For citation information, please see the "Source Information" section listed in the associated README file: https://github.com/stephbuon/digital-history/tree/master/hist3368-week12-word-context-vectors

# Hist 3368 - Week 4: Word Context Vectors for Congress

#### By Jo Guldi

In this notebook, we'll learn some more basics of working with Python. We'll also use our newfound skills at "running" code in Jupyter to create some very intensive visualizations of how word usage has changed over time in Congress.

## Basics: loading software from elsewhere

#### Importing new software packages

Users of code often borrow software written by other people because it means taking a shortcut rather than reinventing the wheel.

We will frequently 'import' software packages so that we can use commands and variables that other people have invented.

In general, we will import software packages with the command 'import.'

In [None]:
import pandas as pd
import numpy as np
import matplotlib
import matplotlib.pyplot as plt
from nltk.corpus import wordnet as wn

Run the line of code above. If all goes well, you won't get an error message.  You'll just see a star (*) by the cell while the computer thinks for a moment.

** Extracted entries **
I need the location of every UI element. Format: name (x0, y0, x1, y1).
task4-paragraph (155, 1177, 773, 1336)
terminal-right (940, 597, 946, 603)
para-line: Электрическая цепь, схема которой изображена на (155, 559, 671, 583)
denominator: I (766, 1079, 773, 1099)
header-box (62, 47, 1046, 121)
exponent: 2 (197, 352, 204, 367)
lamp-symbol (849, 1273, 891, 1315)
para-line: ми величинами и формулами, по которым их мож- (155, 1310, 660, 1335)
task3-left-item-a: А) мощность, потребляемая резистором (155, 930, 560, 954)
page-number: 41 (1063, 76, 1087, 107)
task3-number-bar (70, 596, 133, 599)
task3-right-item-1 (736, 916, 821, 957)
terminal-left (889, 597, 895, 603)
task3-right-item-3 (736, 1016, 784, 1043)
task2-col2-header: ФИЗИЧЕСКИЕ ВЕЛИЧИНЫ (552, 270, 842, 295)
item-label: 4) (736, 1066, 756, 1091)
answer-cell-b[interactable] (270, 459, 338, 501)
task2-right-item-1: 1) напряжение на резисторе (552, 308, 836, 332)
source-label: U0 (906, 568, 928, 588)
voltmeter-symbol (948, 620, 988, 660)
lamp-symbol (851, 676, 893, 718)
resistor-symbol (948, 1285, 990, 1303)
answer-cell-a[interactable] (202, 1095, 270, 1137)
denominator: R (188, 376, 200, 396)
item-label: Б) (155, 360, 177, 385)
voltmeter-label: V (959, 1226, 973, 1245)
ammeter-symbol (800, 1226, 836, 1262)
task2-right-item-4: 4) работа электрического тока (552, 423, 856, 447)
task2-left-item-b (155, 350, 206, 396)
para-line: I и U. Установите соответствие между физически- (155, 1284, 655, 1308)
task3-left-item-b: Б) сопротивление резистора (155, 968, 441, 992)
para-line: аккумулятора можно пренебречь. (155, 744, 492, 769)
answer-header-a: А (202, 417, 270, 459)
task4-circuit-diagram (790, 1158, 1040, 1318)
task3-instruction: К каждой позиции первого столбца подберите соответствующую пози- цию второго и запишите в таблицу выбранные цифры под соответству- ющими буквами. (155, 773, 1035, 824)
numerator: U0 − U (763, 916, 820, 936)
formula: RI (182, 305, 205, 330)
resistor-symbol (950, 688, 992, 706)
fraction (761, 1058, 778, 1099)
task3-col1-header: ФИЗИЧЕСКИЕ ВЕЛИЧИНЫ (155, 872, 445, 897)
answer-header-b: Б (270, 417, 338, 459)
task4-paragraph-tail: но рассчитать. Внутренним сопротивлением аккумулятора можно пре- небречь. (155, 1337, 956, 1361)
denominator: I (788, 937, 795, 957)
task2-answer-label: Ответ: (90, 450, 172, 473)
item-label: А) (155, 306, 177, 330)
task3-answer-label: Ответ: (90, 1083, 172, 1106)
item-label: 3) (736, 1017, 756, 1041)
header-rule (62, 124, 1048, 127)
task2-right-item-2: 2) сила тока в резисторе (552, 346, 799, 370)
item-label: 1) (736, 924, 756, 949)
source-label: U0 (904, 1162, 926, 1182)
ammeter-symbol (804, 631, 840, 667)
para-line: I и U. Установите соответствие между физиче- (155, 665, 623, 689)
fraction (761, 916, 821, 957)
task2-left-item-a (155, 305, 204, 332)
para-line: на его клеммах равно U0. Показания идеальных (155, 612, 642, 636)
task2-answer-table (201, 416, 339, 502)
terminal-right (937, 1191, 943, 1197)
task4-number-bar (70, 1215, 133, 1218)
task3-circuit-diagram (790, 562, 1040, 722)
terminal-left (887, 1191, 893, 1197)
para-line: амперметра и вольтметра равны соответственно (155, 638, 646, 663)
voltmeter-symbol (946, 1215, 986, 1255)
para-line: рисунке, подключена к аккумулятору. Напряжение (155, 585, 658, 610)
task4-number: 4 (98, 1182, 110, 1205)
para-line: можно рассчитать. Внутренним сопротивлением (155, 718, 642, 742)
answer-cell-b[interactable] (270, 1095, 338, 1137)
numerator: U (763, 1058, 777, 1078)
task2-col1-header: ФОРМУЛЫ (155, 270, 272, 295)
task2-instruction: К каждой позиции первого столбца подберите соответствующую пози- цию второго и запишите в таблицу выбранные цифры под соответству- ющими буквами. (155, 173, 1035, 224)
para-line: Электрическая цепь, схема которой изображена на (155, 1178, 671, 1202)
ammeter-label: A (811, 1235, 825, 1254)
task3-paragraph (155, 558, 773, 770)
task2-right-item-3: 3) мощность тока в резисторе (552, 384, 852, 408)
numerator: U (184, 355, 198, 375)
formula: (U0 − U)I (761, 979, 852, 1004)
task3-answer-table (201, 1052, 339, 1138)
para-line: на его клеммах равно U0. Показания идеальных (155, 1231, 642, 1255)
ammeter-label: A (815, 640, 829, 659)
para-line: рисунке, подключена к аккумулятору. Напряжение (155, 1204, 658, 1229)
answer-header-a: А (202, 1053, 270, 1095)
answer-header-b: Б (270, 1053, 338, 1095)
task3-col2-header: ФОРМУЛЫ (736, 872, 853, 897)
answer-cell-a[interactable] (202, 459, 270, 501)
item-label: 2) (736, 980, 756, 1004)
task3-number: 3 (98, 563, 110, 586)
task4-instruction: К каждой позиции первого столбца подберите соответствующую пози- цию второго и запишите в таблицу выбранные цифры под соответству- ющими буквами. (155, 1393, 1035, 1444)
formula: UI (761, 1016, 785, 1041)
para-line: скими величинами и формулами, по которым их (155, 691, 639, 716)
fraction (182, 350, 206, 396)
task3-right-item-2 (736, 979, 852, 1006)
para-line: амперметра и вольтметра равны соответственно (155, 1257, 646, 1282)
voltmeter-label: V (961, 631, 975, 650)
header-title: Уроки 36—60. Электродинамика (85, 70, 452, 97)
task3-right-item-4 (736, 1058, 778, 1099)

** Brief **
Reproduce word for word the passage of the word context vectors notebook above, starting at "For citation information, please" and ending at "reinventing the wheel.".

** Solved exercise **
For citation information, please see the "Source Information" section listed in the associated README file: https://github.com/stephbuon/digital-history/tree/master/hist3368-week12-word-context-vectors

# Hist 3368 - Week 4: Word Context Vectors for Congress

#### By Jo Guldi

In this notebook, we'll learn some more basics of working with Python. We'll also use our newfound skills at "running" code in Jupyter to create some very intensive visualizations of how word usage has changed over time in Congress.

## Basics: loading software from elsewhere

#### Importing new software packages

Users of code often borrow software written by other people because it means taking a shortcut rather than reinventing the wheel.